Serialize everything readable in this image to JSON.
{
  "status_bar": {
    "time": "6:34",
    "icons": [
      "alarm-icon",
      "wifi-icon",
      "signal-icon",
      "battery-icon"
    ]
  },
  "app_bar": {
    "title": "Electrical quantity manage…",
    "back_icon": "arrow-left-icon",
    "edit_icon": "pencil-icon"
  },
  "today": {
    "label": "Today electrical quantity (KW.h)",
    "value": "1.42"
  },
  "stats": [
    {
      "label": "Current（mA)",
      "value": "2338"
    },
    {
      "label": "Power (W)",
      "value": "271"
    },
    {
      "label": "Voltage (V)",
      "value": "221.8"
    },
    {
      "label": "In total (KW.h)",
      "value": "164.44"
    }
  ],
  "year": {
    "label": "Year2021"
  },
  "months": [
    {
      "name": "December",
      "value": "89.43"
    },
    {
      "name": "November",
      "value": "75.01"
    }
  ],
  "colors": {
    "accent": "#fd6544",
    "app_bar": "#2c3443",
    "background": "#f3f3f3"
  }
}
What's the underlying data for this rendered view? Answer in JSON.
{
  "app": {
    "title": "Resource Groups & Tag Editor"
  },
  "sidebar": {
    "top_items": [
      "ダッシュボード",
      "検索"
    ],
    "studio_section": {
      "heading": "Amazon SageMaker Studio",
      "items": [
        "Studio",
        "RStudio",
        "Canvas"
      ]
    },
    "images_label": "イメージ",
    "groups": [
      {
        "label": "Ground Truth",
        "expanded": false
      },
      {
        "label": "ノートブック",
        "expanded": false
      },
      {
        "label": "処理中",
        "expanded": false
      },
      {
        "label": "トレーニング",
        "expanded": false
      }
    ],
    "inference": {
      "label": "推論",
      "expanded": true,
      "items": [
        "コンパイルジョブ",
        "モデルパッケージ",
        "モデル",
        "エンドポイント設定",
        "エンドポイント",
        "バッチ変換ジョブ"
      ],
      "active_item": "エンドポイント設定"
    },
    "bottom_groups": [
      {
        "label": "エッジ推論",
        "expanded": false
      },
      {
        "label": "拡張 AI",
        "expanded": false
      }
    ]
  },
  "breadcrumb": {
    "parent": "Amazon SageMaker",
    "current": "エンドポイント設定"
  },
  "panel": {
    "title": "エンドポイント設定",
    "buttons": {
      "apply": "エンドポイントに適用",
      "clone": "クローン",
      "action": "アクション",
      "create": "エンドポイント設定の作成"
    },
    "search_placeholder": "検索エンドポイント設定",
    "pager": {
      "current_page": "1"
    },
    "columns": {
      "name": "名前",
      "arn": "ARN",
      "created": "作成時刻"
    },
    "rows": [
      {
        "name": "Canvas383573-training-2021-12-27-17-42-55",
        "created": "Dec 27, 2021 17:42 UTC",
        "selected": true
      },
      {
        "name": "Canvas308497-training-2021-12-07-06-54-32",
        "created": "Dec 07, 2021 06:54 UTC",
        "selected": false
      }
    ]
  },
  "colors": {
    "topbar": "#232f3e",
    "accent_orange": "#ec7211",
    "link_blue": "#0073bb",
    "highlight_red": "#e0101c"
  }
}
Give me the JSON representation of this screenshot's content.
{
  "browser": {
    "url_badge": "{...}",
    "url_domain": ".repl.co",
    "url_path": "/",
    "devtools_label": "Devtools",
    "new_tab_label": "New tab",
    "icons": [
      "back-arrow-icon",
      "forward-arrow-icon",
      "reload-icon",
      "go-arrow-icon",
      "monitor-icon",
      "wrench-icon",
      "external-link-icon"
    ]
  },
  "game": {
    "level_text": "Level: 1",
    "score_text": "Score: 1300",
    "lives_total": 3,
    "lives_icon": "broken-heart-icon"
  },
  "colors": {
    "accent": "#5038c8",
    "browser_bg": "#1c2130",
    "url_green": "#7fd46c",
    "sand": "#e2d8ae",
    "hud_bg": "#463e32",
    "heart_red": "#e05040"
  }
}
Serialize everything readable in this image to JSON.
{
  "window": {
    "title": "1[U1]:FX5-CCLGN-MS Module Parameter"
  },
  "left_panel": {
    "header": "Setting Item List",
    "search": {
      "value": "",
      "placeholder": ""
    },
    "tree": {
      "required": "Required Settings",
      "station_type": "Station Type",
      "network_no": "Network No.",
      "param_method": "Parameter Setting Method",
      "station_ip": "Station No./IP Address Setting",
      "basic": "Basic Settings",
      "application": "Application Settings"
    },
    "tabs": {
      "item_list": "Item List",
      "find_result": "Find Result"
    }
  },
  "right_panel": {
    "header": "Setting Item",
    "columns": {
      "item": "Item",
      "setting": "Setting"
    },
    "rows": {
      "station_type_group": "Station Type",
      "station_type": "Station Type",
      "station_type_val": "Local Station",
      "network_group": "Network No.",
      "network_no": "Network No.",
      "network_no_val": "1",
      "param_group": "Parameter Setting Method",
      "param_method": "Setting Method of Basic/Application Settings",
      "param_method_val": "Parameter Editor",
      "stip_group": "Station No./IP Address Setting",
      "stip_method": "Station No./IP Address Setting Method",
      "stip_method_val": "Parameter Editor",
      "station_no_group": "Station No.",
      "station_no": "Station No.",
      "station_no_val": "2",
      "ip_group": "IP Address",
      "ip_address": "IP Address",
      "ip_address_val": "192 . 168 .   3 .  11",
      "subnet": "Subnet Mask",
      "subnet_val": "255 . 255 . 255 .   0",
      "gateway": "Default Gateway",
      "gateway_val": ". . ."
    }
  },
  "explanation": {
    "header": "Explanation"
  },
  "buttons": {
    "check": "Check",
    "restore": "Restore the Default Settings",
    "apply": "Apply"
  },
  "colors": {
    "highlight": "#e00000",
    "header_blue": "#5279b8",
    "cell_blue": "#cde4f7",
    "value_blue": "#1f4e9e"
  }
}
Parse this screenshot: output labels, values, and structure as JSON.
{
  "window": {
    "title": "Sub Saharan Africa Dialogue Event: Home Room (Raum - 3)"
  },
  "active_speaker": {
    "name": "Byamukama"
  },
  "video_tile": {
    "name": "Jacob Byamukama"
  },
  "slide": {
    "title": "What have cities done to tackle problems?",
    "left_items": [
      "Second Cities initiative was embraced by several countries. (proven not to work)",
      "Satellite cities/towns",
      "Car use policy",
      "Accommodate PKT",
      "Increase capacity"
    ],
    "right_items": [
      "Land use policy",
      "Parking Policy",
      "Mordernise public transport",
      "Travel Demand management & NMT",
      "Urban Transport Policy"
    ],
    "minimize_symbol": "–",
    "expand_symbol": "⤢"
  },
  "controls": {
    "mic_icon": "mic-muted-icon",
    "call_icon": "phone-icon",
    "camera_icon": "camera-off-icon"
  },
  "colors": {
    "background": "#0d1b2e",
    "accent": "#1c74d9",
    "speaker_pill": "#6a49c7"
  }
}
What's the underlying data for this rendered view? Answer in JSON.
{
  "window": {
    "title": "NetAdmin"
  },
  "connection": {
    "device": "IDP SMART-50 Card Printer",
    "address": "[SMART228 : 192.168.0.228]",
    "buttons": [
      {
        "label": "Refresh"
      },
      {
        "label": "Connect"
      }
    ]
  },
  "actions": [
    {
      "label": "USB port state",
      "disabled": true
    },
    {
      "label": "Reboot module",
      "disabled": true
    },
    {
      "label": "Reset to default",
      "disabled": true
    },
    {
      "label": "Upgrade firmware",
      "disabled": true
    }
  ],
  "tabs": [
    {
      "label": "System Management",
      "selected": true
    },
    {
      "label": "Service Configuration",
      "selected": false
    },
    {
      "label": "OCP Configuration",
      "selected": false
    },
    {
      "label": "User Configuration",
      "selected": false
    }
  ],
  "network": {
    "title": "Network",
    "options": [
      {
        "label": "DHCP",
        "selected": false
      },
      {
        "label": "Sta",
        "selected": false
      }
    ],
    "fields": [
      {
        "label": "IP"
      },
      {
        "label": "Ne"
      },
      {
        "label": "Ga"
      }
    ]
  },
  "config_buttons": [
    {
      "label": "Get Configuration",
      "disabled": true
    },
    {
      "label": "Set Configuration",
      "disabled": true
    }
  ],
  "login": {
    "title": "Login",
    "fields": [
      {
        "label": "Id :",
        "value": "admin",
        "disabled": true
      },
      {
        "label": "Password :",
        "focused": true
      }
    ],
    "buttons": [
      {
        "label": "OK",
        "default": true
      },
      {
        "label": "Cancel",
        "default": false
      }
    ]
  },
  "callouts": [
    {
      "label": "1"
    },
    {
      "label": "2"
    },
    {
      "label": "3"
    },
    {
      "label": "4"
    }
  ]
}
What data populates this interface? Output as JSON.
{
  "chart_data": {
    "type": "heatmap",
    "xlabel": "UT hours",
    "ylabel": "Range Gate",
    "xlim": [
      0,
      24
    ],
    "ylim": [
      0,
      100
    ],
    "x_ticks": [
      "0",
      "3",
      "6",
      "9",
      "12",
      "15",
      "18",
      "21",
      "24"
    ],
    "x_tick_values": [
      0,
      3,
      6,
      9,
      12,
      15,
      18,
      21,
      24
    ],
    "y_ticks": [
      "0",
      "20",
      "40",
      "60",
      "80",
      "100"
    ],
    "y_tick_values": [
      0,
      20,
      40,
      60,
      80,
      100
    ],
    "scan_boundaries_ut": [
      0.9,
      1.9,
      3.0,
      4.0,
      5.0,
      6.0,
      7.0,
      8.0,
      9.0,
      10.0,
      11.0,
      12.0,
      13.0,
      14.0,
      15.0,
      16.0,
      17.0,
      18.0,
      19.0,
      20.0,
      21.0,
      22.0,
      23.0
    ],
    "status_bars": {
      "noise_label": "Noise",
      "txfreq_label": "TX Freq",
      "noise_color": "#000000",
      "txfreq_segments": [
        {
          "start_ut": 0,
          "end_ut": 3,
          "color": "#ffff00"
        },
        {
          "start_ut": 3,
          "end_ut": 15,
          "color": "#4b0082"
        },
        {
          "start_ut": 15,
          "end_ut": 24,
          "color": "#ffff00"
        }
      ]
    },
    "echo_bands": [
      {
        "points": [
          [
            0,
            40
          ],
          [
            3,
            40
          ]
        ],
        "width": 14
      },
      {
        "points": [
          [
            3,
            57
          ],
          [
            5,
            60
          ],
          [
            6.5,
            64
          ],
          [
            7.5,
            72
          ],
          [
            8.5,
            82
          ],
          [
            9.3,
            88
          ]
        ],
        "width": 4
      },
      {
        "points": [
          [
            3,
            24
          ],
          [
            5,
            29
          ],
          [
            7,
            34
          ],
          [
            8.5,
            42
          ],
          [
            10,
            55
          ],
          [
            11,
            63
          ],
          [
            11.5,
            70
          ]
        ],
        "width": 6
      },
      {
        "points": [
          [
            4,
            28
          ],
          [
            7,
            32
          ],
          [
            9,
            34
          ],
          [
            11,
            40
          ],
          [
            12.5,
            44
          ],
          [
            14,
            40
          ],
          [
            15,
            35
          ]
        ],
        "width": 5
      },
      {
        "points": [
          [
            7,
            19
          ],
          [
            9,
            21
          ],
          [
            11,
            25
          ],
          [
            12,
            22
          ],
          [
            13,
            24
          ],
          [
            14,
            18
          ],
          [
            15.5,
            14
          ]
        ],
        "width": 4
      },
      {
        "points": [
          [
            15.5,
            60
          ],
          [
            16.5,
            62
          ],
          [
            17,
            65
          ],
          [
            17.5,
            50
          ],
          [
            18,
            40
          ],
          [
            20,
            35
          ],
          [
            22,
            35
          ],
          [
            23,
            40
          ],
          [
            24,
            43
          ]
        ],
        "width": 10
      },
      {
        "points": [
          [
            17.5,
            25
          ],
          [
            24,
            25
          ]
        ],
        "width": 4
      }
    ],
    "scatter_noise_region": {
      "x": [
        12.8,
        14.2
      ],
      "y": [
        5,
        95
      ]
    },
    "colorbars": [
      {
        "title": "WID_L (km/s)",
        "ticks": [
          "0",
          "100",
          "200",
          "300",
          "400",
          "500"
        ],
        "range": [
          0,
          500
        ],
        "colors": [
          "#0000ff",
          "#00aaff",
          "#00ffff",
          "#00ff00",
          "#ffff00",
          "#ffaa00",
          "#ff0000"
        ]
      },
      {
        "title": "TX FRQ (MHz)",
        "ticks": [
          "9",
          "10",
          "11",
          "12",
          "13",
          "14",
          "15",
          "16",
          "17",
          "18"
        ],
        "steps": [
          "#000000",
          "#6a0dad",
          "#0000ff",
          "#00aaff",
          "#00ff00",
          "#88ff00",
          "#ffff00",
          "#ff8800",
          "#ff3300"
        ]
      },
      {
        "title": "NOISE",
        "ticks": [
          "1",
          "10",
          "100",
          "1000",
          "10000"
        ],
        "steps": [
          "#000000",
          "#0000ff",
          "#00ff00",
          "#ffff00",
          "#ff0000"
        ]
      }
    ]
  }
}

# # # # # # #

[Written request]: Go through the material above and copy each line that has the word "arrow".

[Answer to the exercise]:
    "back_icon": "arrow-left-icon",
      "back-arrow-icon",
      "forward-arrow-icon",
      "go-arrow-icon",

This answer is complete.